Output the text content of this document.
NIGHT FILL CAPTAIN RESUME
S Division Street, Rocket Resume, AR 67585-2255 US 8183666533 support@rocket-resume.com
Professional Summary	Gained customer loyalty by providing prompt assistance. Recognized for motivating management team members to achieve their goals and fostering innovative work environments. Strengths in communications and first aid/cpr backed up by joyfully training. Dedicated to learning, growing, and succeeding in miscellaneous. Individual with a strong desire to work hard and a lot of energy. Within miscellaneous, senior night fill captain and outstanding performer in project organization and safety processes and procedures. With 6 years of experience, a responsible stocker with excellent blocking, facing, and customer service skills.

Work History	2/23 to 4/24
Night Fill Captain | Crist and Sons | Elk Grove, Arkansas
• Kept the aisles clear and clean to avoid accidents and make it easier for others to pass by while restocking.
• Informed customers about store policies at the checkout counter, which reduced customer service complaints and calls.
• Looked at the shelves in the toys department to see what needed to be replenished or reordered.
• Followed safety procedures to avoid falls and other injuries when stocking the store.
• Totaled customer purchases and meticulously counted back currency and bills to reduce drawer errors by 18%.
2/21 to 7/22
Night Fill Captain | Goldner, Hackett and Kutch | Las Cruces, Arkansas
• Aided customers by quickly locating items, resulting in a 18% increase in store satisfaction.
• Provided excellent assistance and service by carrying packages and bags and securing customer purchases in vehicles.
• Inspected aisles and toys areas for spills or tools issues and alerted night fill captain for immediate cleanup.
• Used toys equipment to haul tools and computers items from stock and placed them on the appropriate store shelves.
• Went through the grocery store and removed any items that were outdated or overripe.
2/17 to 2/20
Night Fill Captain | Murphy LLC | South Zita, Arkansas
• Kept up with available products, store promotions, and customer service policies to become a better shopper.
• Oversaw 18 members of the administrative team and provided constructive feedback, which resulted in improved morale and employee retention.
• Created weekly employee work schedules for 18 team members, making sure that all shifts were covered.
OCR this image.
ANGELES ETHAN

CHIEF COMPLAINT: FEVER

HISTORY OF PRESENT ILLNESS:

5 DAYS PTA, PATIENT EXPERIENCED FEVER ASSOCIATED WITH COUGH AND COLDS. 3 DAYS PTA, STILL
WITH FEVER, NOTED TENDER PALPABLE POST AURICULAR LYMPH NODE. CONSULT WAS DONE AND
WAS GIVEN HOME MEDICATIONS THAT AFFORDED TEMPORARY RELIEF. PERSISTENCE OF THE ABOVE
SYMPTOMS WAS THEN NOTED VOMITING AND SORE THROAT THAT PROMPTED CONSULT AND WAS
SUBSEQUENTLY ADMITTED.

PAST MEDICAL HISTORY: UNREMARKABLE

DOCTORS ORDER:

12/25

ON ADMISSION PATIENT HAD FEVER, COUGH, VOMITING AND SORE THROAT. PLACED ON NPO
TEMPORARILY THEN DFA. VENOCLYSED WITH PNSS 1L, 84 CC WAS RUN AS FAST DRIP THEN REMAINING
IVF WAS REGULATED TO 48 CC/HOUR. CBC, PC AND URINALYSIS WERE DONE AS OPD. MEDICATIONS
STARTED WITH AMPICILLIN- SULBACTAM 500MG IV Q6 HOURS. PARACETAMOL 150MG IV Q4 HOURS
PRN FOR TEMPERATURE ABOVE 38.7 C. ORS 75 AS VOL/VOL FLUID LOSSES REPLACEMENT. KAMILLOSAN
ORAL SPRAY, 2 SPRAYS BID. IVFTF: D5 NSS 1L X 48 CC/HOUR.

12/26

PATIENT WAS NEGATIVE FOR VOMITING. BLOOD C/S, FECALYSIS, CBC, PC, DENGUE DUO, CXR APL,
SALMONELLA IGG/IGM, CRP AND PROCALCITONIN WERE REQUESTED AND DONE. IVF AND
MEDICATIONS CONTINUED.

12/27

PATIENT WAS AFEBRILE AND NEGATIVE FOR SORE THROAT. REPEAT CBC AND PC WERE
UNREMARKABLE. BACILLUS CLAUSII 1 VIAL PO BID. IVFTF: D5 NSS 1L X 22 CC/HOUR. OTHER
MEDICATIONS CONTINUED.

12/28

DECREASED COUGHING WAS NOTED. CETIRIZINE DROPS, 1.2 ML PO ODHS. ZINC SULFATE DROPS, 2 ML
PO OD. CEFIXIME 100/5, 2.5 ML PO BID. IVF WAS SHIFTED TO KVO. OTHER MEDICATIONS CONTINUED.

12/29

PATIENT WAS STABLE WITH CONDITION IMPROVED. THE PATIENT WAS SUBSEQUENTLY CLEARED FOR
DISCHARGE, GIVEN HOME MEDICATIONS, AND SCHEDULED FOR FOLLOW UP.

TO DO:
Check each line of the records for the word "DONE", and show the lines that contain it.

PROBLEM SOLUTION:
WITH FEVER, NOTED TENDER PALPABLE POST AURICULAR LYMPH NODE. CONSULT WAS DONE AND
IVF WAS REGULATED TO 48 CC/HOUR. CBC, PC AND URINALYSIS WERE DONE AS OPD. MEDICATIONS
SALMONELLA IGG/IGM, CRP AND PROCALCITONIN WERE REQUESTED AND DONE. IVF AND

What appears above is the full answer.